• [Task to complete]
Return the listing word for word, as given.

• [Data supplied]
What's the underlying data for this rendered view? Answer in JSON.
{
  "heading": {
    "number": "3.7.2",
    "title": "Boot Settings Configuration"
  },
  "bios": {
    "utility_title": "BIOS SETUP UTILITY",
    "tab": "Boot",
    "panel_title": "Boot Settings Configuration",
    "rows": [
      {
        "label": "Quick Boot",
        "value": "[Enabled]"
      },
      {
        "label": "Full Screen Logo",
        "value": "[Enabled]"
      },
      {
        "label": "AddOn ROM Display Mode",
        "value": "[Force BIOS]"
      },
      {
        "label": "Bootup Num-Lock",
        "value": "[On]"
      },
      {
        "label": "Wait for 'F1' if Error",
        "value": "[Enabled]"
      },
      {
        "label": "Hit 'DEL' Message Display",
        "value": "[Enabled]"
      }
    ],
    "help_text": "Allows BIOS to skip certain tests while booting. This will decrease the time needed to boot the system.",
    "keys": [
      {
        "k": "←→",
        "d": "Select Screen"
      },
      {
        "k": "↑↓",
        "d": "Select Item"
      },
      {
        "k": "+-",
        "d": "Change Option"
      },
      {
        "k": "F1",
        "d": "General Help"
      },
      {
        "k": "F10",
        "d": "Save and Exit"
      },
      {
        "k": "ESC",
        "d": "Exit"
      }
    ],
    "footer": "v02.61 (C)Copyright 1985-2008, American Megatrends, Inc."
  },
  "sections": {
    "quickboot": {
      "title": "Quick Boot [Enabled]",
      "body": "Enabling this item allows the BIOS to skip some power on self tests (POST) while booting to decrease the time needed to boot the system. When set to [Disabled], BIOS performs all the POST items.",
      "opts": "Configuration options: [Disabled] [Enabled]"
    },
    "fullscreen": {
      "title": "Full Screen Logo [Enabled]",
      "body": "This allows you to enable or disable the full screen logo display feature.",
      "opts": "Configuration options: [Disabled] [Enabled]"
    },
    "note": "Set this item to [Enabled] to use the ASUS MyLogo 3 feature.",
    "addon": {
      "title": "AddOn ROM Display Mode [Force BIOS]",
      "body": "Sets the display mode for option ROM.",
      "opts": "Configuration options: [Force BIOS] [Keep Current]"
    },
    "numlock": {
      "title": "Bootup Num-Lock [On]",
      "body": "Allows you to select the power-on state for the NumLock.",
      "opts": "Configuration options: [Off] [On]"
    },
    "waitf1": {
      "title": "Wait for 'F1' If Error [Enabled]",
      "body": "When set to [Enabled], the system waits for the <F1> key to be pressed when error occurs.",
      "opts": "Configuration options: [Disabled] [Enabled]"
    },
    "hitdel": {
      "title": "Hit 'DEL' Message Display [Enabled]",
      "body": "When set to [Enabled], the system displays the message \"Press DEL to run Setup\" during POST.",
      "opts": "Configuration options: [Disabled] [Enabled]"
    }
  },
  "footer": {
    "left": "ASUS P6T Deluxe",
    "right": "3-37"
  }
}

• [Written solution]
What's the underlying data for this rendered view? Answer in JSON.
{
  "heading": {
    "number": "3.7.2",
    "title": "Boot Settings Configuration"
  },
  "bios": {
    "utility_title": "BIOS SETUP UTILITY",
    "tab": "Boot",
    "panel_title": "Boot Settings Configuration",
    "rows": [
      {
        "label": "Quick Boot",
        "value": "[Enabled]"
      },
      {
        "label": "Full Screen Logo",
        "value": "[Enabled]"
      },
      {
        "label": "AddOn ROM Display Mode",
        "value": "[Force BIOS]"
      },
      {
        "label": "Bootup Num-Lock",
        "value": "[On]"
      },
      {
        "label": "Wait for 'F1' if Error",
        "value": "[Enabled]"
      },
      {
        "label": "Hit 'DEL' Message Display",
        "value": "[Enabled]"
      }
    ],
    "help_text": "Allows BIOS to skip certain tests while booting. This will decrease the time needed to boot the system.",
    "keys": [
      {
        "k": "←→",
        "d": "Select Screen"
      },
      {
        "k": "↑↓",
        "d": "Select Item"
      },
      {
        "k": "+-",
        "d": "Change Option"
      },
      {
        "k": "F1",
        "d": "General Help"
      },
      {
        "k": "F10",
        "d": "Save and Exit"
      },
      {
        "k": "ESC",
        "d": "Exit"
      }
    ],
    "footer": "v02.61 (C)Copyright 1985-2008, American Megatrends, Inc."
  },
  "sections": {
    "quickboot": {
      "title": "Quick Boot [Enabled]",
      "body": "Enabling this item allows the BIOS to skip some power on self tests (POST) while booting to decrease the time needed to boot the system. When set to [Disabled], BIOS performs all the POST items.",
      "opts": "Configuration options: [Disabled] [Enabled]"
    },
    "fullscreen": {
      "title": "Full Screen Logo [Enabled]",
      "body": "This allows you to enable or disable the full screen logo display feature.",
      "opts": "Configuration options: [Disabled] [Enabled]"
    },
    "note": "Set this item to [Enabled] to use the ASUS MyLogo 3 feature.",
    "addon": {
      "title": "AddOn ROM Display Mode [Force BIOS]",
      "body": "Sets the display mode for option ROM.",
      "opts": "Configuration options: [Force BIOS] [Keep Current]"
    },
    "numlock": {
      "title": "Bootup Num-Lock [On]",
      "body": "Allows you to select the power-on state for the NumLock.",
      "opts": "Configuration options: [Off] [On]"
    },
    "waitf1": {
      "title": "Wait for 'F1' If Error [Enabled]",
      "body": "When set to [Enabled], the system waits for the <F1> key to be pressed when error occurs.",
      "opts": "Configuration options: [Disabled] [Enabled]"
    },
    "hitdel": {
      "title": "Hit 'DEL' Message Display [Enabled]",
      "body": "When set to [Enabled], the system displays the message \"Press DEL to run Setup\" during POST.",
      "opts": "Configuration options: [Disabled] [Enabled]"
    }
  },
  "footer": {
    "left": "ASUS P6T Deluxe",
    "right": "3-37"
  }
}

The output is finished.